下面这篇HDU-1533最小费用最大流题解的代码没写完,你能从最后一行之后接着写下去吗?
:: 页面
题目链接:https://cn.vjudge.net/problem/HDU-1533

题意:给你n个房子n个人  使得所有人都有一座房子的最小花费

思路:把所有的人与房子建边,最后,源点与所有的人建边,所有的房子与汇点,跑一边最消费用最大流即可

 

#include <iostream>
#include <cstdio>
#include <cmath>
#include <vector>
#include <cstring>
#include <queue>
#define ll long long
#define INF 0x3f3f3f3f
const int maxn = 1e5+5;

using namespace std;

struct node{
    int to;
    int c;
    int cost;
    int next;
}e[maxn];

struct point {
    int x,y;
    point(){}
    point(int a,int b):x(a),y(b){}
};
vector<point> v1,v2;

int head[maxn],cnt,l,r,n,m;

bool vis[maxn];
int dis[maxn],pre[maxn];

void init() {
    v1.clear();v2.clear();
    memset(head,-1,sizeof(head));
    cnt=0;
}

void insert(int u,int v,int c,int w) {
    e[cnt].to = v;
    e[cnt].c = c;
    e[cnt].cost = w;
    e[cnt].next = head[u];
    head[u] = cnt++;
}
void addedge(int u,int v,int c,int w){
    insert(u,v,c,w);
    insert(v,u,0,-w);
}

char a[105][105];
void build() {
    init();
    for(int i=0;i<n;i++)
    for(int j=0;j<m;j++) {
        if(a[i][j]=='m')
            v1.push_back(point(i,j));
        else if(a[i][j]=='H')
::::
:: 提供的资料
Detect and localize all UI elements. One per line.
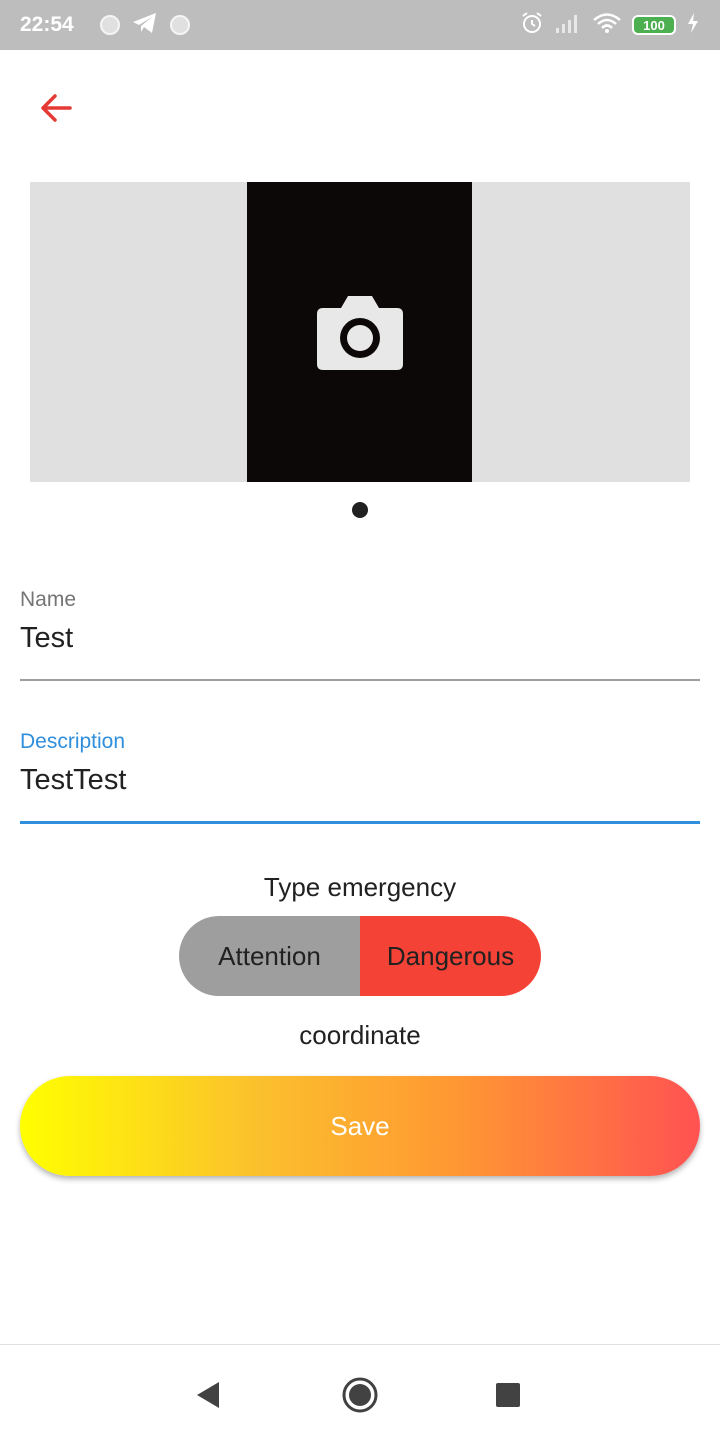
attention-option[interactable]: Attention: [179, 916, 360, 996]
name-field[interactable]: Name Test: [20, 588, 700, 681]
status-bar: 22:54 100: [0, 0, 720, 50]
dangerous-option[interactable]: Dangerous: [360, 916, 541, 996]
status-left: 22:54: [20, 12, 190, 39]
nav-back-button[interactable]: [188, 1375, 228, 1415]
photo-carousel[interactable]: [30, 182, 690, 482]
emergency-type-toggle: Attention Dangerous: [179, 916, 541, 996]
back-icon: [197, 1382, 219, 1408]
home-icon: [342, 1377, 378, 1413]
name-input[interactable]: Test: [20, 618, 700, 658]
arrow-left-icon: [41, 94, 72, 122]
name-label: Name: [20, 588, 77, 611]
battery-level: 100: [643, 17, 665, 33]
back-button[interactable]: [28, 80, 84, 136]
coordinate-label: coordinate: [299, 1020, 421, 1050]
signal-icon: [554, 12, 582, 39]
camera-icon: [316, 296, 403, 370]
emergency-type-title: Type emergency: [263, 872, 457, 902]
page-indicator-dot: [352, 502, 368, 518]
status-right: 100: [520, 11, 700, 40]
recents-icon: [496, 1383, 520, 1407]
wifi-icon: [592, 12, 622, 39]
notification-dot-icon: [169, 15, 190, 35]
charging-icon: [686, 12, 700, 39]
battery-icon: 100: [632, 15, 676, 35]
description-label: Description: [20, 730, 126, 753]
nav-home-button[interactable]: [340, 1375, 380, 1415]
navigation-bar: [0, 1344, 720, 1440]
description-field[interactable]: Description TestTest: [20, 730, 700, 824]
status-time: 22:54: [20, 13, 74, 36]
nav-recents-button[interactable]: [488, 1375, 528, 1415]
notification-dot-icon: [99, 15, 120, 35]
description-input[interactable]: TestTest: [20, 760, 700, 800]
add-photo-button[interactable]: [247, 182, 472, 482]
telegram-icon: [132, 12, 158, 39]
alarm-icon: [520, 11, 544, 40]
save-button[interactable]: Save: [20, 1076, 700, 1176]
::::
本题结果:
            v2.push_back(point(i,j));
    }
    l = v1.size();
    r = v2.size();
    for(int i=0;i<l;i++) {
        point P = v1[i];
        int x = i+1;
        addedge(0,x,1,0);
        for(int j=0;j<r;j++) {
            point H = v2[j];
            int y = j+l+1;
            int d = abs(P.x-H.x) + abs(P.y-H.y);
            addedge(x,y,1,d);
            if(i==l-1) {
                addedge(y,l+r+1,1,0);
            }
        }
    }
}
bool SPFA(int s,int t) {
    memset(vis,0,sizeof(vis));
    memset(pre,-1,sizeof(pre));
    memset(dis,0x3f,sizeof(dis));
    queue<int> q;
    q.push(s);
    vis[s]=1;
    dis[s]=0;
    while(!q.empty()) {
        int x = q.front();
        q.pop();
        vis[x] = 0;
        for(int i = head[x];i!=-1;i = e[i].next) {
            int to = e[i].to;
            if(e[i].c && dis[to] > dis[x] + e[i].cost){
                dis[to] = dis[x] + e[i].cost;
                pre[to] = i;
                if(!vis[to]) {
                    vis[to] = 1;
                    q.push(to);
                }
            }

        }
    }
    return pre[t] != -1;
}
int minCostMaxFLow(int s,int t) {
    int ans = 0;
    while(SPFA(s,t)) {
        int flow = INF;
        for(int i = t; i != s; i = e[pre[i]^1].to) {
            flow = min(flow, e[pre[i]].c);
            //cout<<flow<<endl;
        }
        for(int i=t;i!=s;i = e[pre[i]^1].to) {
            e[pre[i]].c-=flow;
            e[pre[i]^1].c+=flow;
            ans += e[pre[i]].cost*flow;
        }
    }

    return ans;
}
int main()
{
    while(scanf("%d%d",&n,&m) &&n&&m) {
        for(int i=0;i<n;i++)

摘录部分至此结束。